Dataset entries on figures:
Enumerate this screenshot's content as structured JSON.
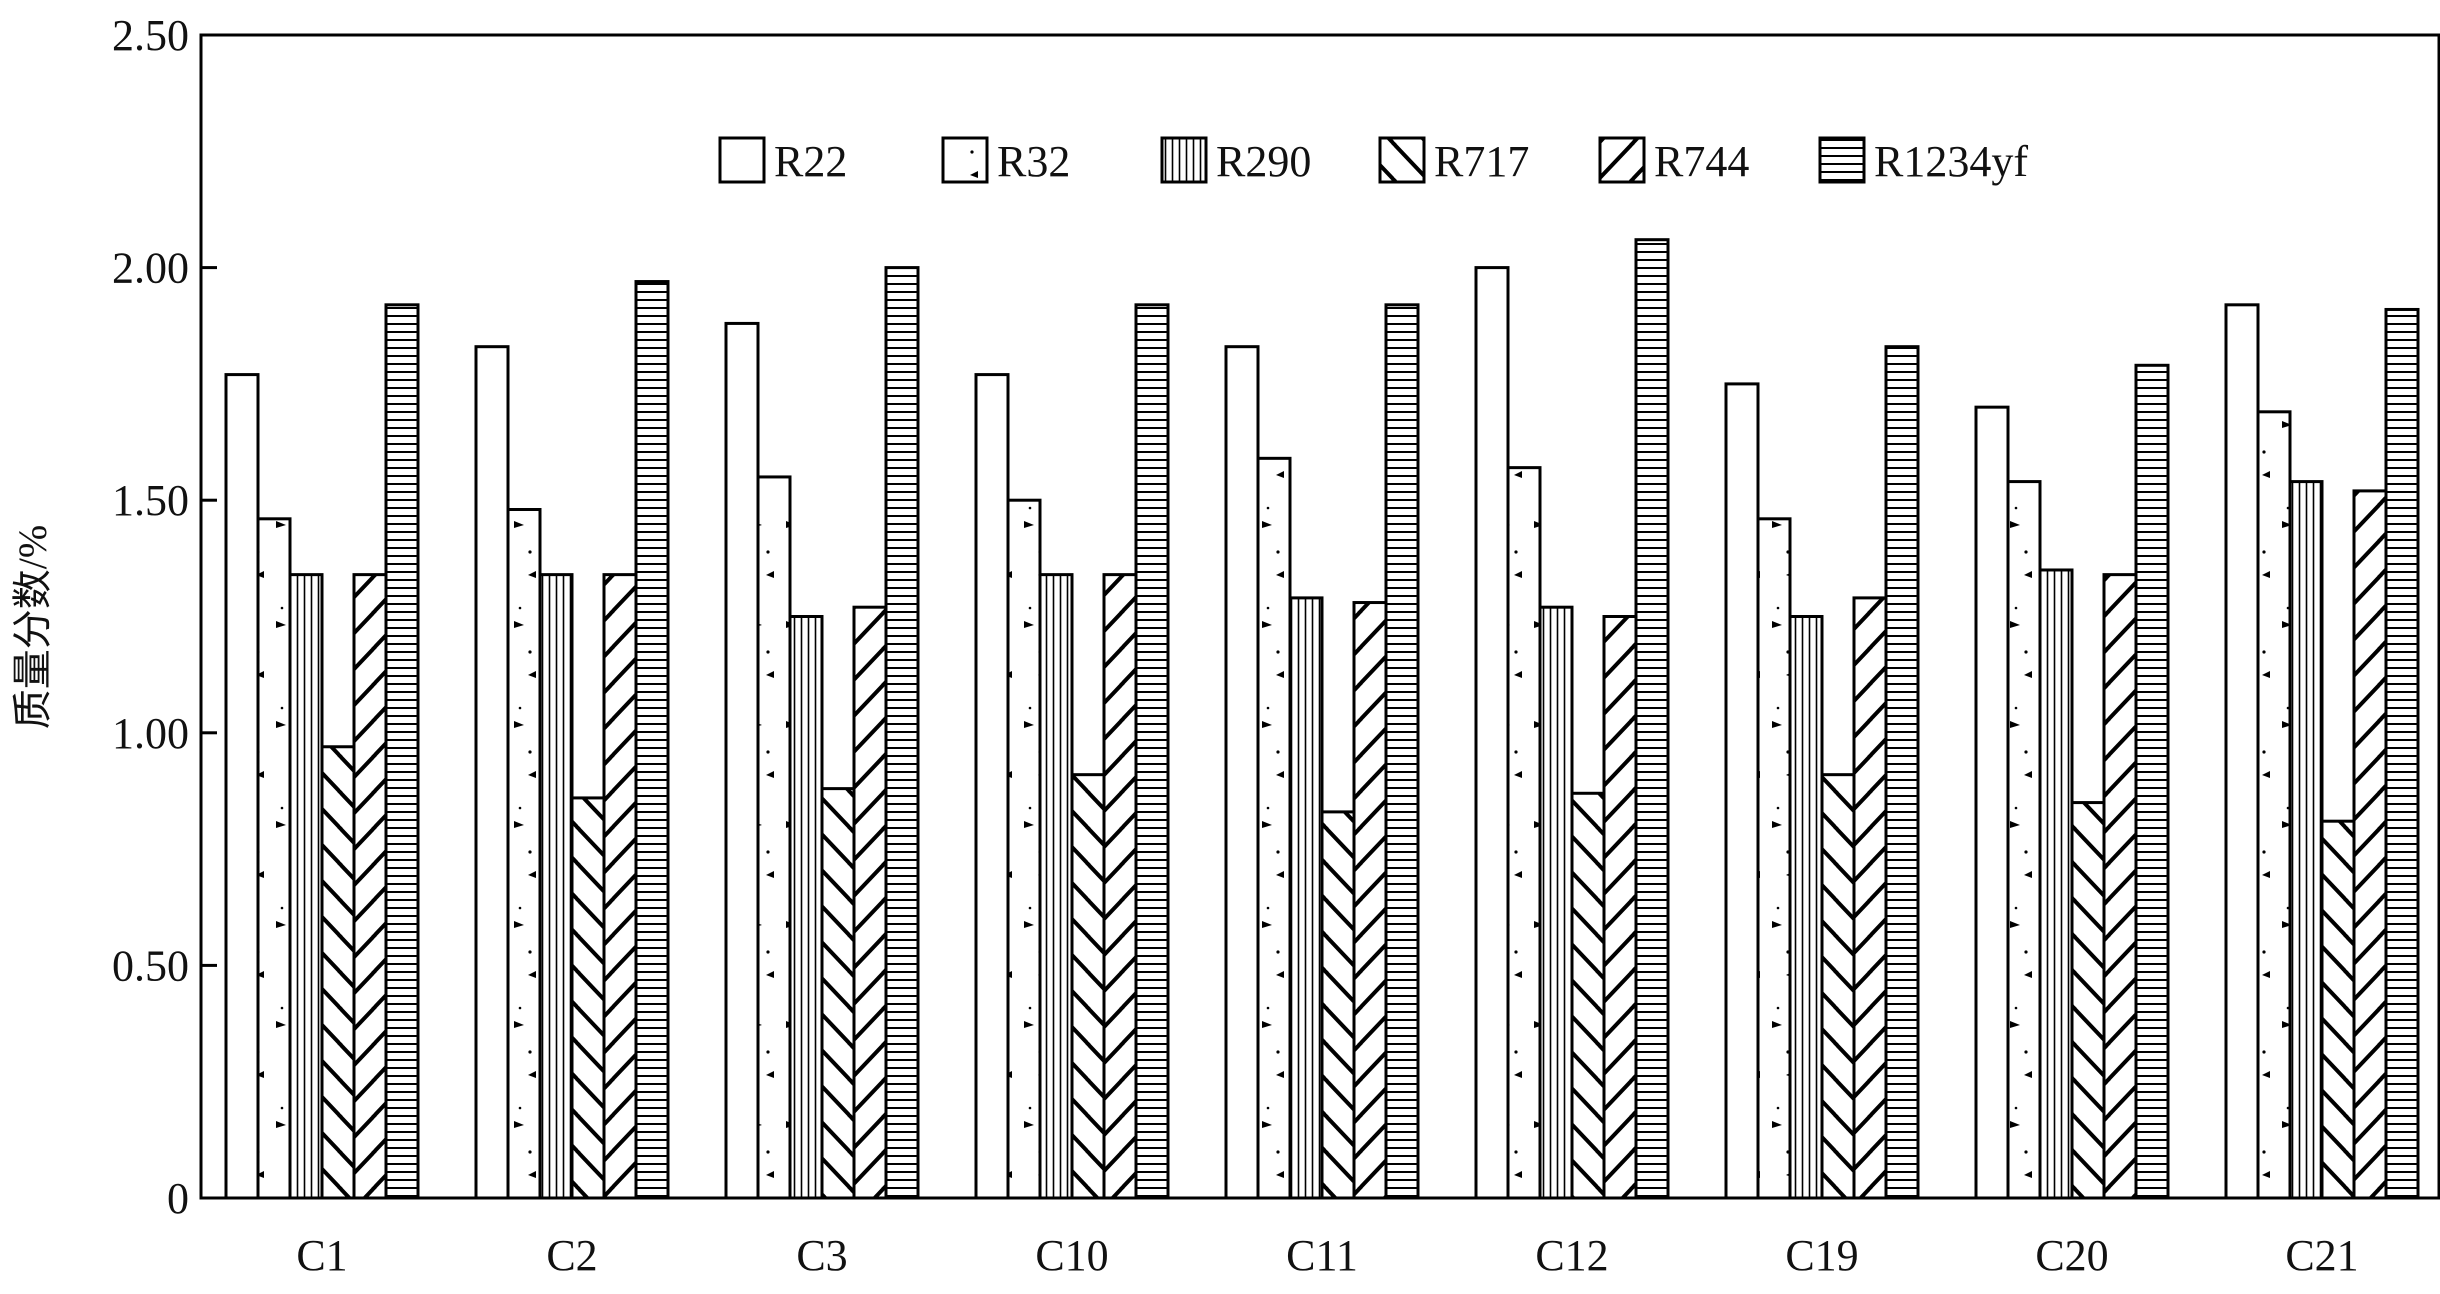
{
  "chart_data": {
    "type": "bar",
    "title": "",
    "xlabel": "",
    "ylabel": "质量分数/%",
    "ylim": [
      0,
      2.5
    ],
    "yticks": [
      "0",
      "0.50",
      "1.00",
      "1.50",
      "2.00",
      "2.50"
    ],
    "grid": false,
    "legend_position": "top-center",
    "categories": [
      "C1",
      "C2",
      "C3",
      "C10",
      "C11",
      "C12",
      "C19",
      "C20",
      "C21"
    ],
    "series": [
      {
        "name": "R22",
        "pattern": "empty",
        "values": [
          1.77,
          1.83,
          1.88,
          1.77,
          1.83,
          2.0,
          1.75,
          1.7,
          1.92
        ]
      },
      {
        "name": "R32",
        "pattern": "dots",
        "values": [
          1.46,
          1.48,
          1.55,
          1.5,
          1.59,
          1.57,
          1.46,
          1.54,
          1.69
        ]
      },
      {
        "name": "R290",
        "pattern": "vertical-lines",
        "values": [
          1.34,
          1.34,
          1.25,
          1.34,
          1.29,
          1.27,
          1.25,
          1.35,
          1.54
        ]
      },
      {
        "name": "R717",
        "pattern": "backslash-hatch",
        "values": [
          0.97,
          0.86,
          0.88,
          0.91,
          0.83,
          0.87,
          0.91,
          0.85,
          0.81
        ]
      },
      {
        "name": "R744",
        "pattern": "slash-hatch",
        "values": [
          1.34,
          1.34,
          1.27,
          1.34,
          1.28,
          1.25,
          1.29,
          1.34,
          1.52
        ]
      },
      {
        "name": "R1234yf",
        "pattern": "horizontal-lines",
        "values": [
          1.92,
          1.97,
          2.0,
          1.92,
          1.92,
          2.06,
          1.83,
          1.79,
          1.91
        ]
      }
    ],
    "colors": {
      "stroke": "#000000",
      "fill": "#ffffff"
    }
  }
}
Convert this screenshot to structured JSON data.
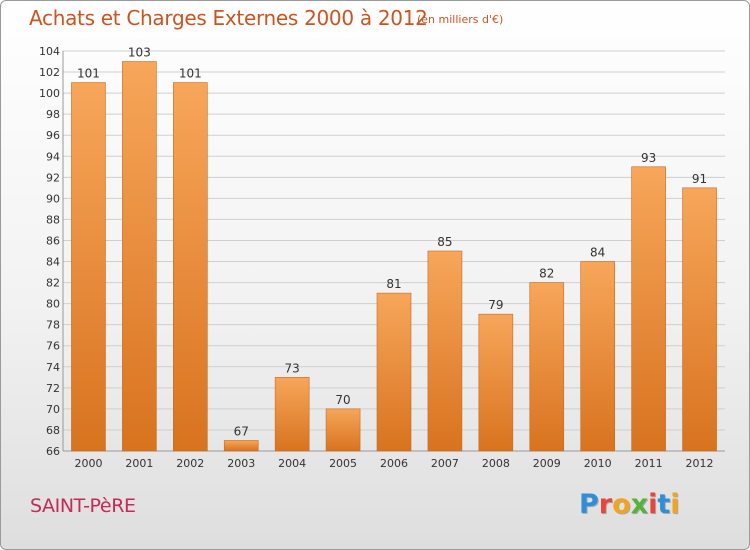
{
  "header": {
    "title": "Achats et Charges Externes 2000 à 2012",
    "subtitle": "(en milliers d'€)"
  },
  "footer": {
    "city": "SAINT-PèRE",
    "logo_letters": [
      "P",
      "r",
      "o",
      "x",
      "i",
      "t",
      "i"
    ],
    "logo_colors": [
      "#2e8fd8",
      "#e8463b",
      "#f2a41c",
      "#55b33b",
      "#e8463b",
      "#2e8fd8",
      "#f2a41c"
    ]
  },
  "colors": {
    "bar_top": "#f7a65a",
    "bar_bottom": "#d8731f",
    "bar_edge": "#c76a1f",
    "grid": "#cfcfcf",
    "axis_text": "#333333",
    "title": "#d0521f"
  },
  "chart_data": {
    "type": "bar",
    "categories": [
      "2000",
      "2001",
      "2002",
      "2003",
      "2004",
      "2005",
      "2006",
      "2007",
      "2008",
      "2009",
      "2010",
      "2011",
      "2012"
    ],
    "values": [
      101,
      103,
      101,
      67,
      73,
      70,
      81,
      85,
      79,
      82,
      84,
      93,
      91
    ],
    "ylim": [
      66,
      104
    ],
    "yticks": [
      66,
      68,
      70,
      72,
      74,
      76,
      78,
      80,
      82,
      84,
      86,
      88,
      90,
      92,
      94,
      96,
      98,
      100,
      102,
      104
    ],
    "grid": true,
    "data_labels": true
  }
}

▶ [Given request]:
Transcribe the entries above verbatim, omitting their pictures.

▶ [Result of this task]:
Enumerate this screenshot's content as structured JSON.
{
  "chart_data": {
    "type": "bar",
    "title": "",
    "xlabel": "",
    "ylabel": "质量分数/%",
    "ylim": [
      0,
      2.5
    ],
    "yticks": [
      "0",
      "0.50",
      "1.00",
      "1.50",
      "2.00",
      "2.50"
    ],
    "grid": false,
    "legend_position": "top-center",
    "categories": [
      "C1",
      "C2",
      "C3",
      "C10",
      "C11",
      "C12",
      "C19",
      "C20",
      "C21"
    ],
    "series": [
      {
        "name": "R22",
        "pattern": "empty",
        "values": [
          1.77,
          1.83,
          1.88,
          1.77,
          1.83,
          2.0,
          1.75,
          1.7,
          1.92
        ]
      },
      {
        "name": "R32",
        "pattern": "dots",
        "values": [
          1.46,
          1.48,
          1.55,
          1.5,
          1.59,
          1.57,
          1.46,
          1.54,
          1.69
        ]
      },
      {
        "name": "R290",
        "pattern": "vertical-lines",
        "values": [
          1.34,
          1.34,
          1.25,
          1.34,
          1.29,
          1.27,
          1.25,
          1.35,
          1.54
        ]
      },
      {
        "name": "R717",
        "pattern": "backslash-hatch",
        "values": [
          0.97,
          0.86,
          0.88,
          0.91,
          0.83,
          0.87,
          0.91,
          0.85,
          0.81
        ]
      },
      {
        "name": "R744",
        "pattern": "slash-hatch",
        "values": [
          1.34,
          1.34,
          1.27,
          1.34,
          1.28,
          1.25,
          1.29,
          1.34,
          1.52
        ]
      },
      {
        "name": "R1234yf",
        "pattern": "horizontal-lines",
        "values": [
          1.92,
          1.97,
          2.0,
          1.92,
          1.92,
          2.06,
          1.83,
          1.79,
          1.91
        ]
      }
    ],
    "colors": {
      "stroke": "#000000",
      "fill": "#ffffff"
    }
  }
}
Convert this screenshot to structured JSON data.
{
  "header": {
    "title": "Achats et Charges Externes 2000 à 2012",
    "subtitle": "(en milliers d'€)"
  },
  "footer": {
    "city": "SAINT-PèRE",
    "logo_letters": [
      "P",
      "r",
      "o",
      "x",
      "i",
      "t",
      "i"
    ],
    "logo_colors": [
      "#2e8fd8",
      "#e8463b",
      "#f2a41c",
      "#55b33b",
      "#e8463b",
      "#2e8fd8",
      "#f2a41c"
    ]
  },
  "colors": {
    "bar_top": "#f7a65a",
    "bar_bottom": "#d8731f",
    "bar_edge": "#c76a1f",
    "grid": "#cfcfcf",
    "axis_text": "#333333",
    "title": "#d0521f"
  },
  "chart_data": {
    "type": "bar",
    "categories": [
      "2000",
      "2001",
      "2002",
      "2003",
      "2004",
      "2005",
      "2006",
      "2007",
      "2008",
      "2009",
      "2010",
      "2011",
      "2012"
    ],
    "values": [
      101,
      103,
      101,
      67,
      73,
      70,
      81,
      85,
      79,
      82,
      84,
      93,
      91
    ],
    "ylim": [
      66,
      104
    ],
    "yticks": [
      66,
      68,
      70,
      72,
      74,
      76,
      78,
      80,
      82,
      84,
      86,
      88,
      90,
      92,
      94,
      96,
      98,
      100,
      102,
      104
    ],
    "grid": true,
    "data_labels": true
  }
}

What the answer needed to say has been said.